** start Text passage **

* types in GIMPLE IR
@ 2023-06-28 9:15 Krister Walfridsson
2023-06-28 15:46 ` Michael Matz
0 siblings, 1 reply; 8+ messages in thread
From: Krister Walfridsson @ 2023-06-28 9:15 UTC (permalink / raw)
To: gcc
I have some random questions concerning types in the GIMPLE IR that I
would appreciate some clarification on.
Type safety
-----------
Some transformations treat 1-bit types as a synonym of _Bool and mix the
types in expressions, such as:
<unnamed-unsigned:1> _2;
_Bool _3;
_Bool _4;
...
_4 = _2 ^ _3;
and similarly mixing _Bool and enum
enum E:bool { E0, E1 };
in one operation.
I had expected this to be invalid... What are the type safety rules in the
GIMPLE IR?
Somewhat related, gcc.c-torture/compile/pr96796.c performs a
VIEW_CONVERT_EXPR from
struct S1 {
long f3;
char f4;
} g_3_4;
to an int
p_51_9 = VIEW_CONVERT_EXPR<int>(g_3_4);
That must be wrong?
Semantics of <signed-boolean:32>
--------------------------------
"Wide" Booleans, such as <signed-boolean:32>, seems to allow more values
than 0 and 1. For example, I've seen some IR operations like:
_66 = _16 ? _Literal (<signed-boolean:32>) -1 : 0;
But I guess there must be some semantic difference between
<signed-boolean:32> and a 32-bit int, otherwise the wide Boolean type
would not be needed... So what are the difference?
/Krister
^ permalink raw reply [flat|nested] 8+ messages in thread
* Re: types in GIMPLE IR
2023-06-28 9:15 types in GIMPLE IR Krister Walfridsson
@ 2023-06-28 15:46 ` Michael Matz
2023-06-29 6:21 ` Richard Biener
0 siblings, 1 reply; 8+ messages in thread
From: Michael Matz @ 2023-06-28 15:46 UTC (permalink / raw)
To: Krister Walfridsson; +Cc: gcc
Hello,
On Wed, 28 Jun 2023, Krister Walfridsson via Gcc wrote:
> Type safety
> -----------
> Some transformations treat 1-bit types as a synonym of _Bool and mix the types
> in expressions, such as:
>
> <unnamed-unsigned:1> _2;
> _Bool _3;
> _Bool _4;
> ...
> _4 = _2 ^ _3;
>
> and similarly mixing _Bool and enum
>
> enum E:bool { E0, E1 };
>
> in one operation.

** end Text passage **
** start Data block **

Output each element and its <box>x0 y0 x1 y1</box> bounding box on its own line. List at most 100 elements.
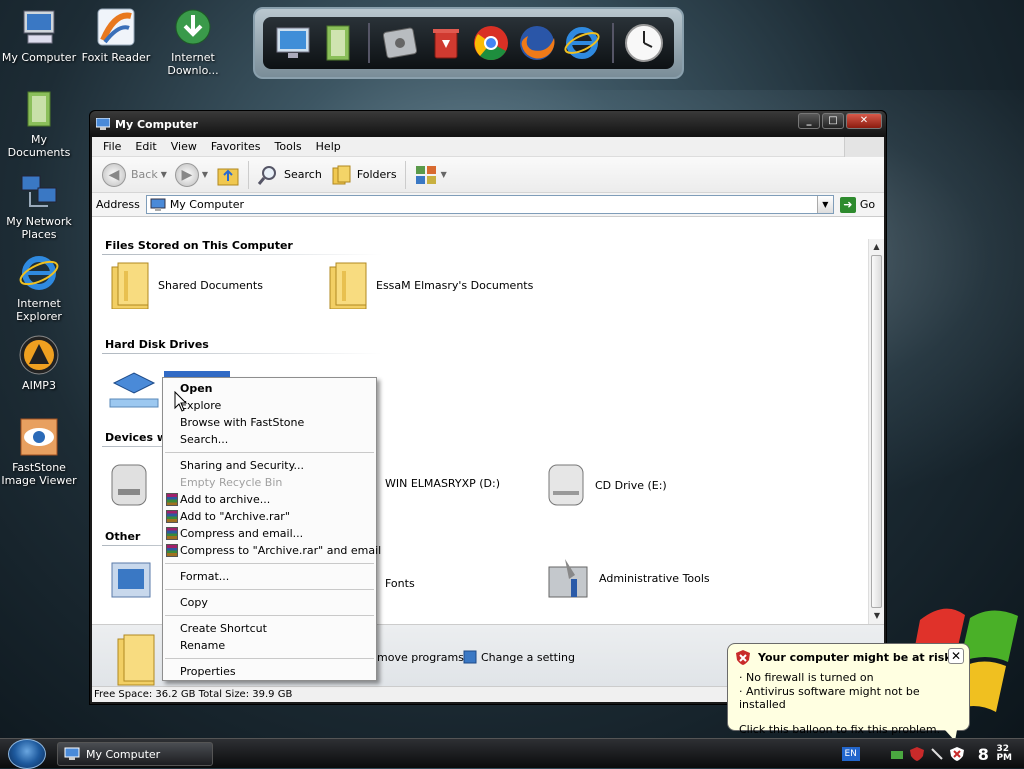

** end Data block **

_To-do list_
#1 Using the mailing list thread on types in GIMPLE IR, mark each statement yes or no, and back each one with the deciding words quoted from the thread: (a) The test pr96796.c converts a struct to an int. (b) The writer of the first message expected mixing 1-bit types with _Bool to be valid. (c) Wide Booleans such as <signed-boolean:32> seem to allow only the values 0 and 1.
#2 Resume the mailing list thread on types in GIMPLE IR, starting right after its last line.

_Expected results_
#1
(a) Yes: "p_51_9 = VIEW_CONVERT_EXPR<int>(g_3_4);"
(b) No: "I had expected this to be invalid"
(c) No: "seems to allow more values"

#2
>
> I had expected this to be invalid... What are the type safety rules in the
> GIMPLE IR?
Type safety in gimple is defined in terms of type compatiblity, with
_many_ exceptions for specific types of statements. Generally stuff is
verified in verify_gimple_seq., in this case of a binary assign statement
in verify_gimple_assign_binary. As you can see there the normal rules for
bread-and-butter binary assigns is simply that RHS, LHS1 and LHS2 must
all be type-compatible.
T1 and T2 are compatible if conversions from T1 to T2 are useless and
conversion from T2 to T1 are also useless. (types_compatible_p) The meat
for that is all in gimple-expr.cc:useless_type_conversion_p. For this
specific case again we have:
/* Preserve conversions to/from BOOLEAN_TYPE if types are not
of precision one. */
if (((TREE_CODE (inner_type) == BOOLEAN_TYPE)
!= (TREE_CODE (outer_type) == BOOLEAN_TYPE))
&& TYPE_PRECISION (outer_type) != 1)
return false;
So, yes, booleans and 1-bit types can be compatible (under certain other
conditions, see the function).
> Somewhat related, gcc.c-torture/compile/pr96796.c performs a VIEW_CONVERT_EXPR
> from
>
> struct S1 {
> long f3;
> char f4;
> } g_3_4;
>
> to an int
>
> p_51_9 = VIEW_CONVERT_EXPR<int>(g_3_4);
>
> That must be wrong?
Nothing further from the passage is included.